STATED EXERCISE
In the entries below, count every line containing "talked". Reply with the number alone.

Data entries:
++++++++++++++++++++

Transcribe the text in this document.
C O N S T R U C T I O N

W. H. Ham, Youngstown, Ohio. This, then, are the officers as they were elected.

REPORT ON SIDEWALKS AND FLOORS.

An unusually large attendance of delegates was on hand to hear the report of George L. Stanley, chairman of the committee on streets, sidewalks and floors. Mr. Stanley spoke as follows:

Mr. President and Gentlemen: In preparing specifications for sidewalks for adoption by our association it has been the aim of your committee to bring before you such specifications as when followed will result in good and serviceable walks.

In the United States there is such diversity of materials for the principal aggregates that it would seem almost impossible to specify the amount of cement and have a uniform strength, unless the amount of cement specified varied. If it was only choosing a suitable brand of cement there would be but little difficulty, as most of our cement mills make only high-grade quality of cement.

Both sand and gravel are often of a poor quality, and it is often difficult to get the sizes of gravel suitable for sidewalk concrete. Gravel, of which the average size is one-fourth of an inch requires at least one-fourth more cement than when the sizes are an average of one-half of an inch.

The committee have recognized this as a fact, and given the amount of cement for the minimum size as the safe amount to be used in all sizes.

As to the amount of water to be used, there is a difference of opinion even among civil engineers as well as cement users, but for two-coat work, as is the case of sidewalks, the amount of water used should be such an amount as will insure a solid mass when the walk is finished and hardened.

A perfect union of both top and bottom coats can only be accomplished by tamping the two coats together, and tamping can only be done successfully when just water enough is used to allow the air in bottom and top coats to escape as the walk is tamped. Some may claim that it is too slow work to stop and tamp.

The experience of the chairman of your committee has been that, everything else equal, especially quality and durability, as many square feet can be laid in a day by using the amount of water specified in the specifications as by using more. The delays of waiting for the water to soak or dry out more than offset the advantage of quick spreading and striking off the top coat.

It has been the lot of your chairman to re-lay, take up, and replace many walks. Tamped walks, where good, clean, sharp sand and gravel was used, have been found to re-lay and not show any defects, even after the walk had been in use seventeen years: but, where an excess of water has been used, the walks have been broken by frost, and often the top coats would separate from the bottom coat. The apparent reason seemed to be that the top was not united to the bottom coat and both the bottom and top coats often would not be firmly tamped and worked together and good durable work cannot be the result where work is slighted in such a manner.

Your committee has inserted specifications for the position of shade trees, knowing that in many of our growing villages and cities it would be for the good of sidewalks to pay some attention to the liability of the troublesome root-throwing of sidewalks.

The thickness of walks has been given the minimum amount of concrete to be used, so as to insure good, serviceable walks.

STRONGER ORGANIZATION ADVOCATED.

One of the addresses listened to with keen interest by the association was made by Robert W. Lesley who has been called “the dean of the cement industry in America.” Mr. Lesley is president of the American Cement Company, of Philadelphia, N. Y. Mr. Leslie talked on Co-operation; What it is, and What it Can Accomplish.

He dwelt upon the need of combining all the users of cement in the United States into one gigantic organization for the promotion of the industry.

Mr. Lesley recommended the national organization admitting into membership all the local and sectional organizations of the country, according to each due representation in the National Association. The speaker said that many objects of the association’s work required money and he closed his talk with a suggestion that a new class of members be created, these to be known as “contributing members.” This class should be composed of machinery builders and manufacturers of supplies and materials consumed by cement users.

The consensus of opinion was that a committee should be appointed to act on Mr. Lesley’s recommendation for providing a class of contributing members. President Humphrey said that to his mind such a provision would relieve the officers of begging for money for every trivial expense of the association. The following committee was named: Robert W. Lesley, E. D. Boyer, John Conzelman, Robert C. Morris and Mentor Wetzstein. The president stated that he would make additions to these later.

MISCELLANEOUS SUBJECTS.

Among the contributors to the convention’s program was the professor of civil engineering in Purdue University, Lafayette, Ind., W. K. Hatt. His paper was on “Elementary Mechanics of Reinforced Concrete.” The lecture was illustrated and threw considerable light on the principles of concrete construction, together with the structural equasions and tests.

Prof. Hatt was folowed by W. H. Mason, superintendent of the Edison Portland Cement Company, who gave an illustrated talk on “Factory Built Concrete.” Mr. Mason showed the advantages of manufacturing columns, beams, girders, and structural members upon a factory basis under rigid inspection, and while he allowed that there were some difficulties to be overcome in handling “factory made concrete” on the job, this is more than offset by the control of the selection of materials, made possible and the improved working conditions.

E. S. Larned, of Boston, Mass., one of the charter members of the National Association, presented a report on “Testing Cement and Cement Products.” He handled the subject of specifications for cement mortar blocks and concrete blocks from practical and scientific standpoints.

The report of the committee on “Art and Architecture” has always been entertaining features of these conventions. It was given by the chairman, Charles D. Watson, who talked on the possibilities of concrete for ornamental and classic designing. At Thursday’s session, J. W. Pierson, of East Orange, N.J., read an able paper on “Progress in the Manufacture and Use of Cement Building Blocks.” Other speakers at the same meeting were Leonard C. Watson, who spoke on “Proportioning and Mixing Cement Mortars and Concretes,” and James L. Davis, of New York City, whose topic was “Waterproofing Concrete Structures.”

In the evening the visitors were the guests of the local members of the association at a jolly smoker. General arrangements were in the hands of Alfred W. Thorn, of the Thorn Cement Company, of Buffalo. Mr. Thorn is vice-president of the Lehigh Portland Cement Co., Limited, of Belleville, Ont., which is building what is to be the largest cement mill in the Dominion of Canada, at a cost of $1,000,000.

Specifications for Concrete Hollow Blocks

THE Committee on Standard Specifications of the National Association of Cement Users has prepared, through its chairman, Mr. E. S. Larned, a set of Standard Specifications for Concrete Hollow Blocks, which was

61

++++++++++++++++++++

RESPONSE TO THE EXERCISE
2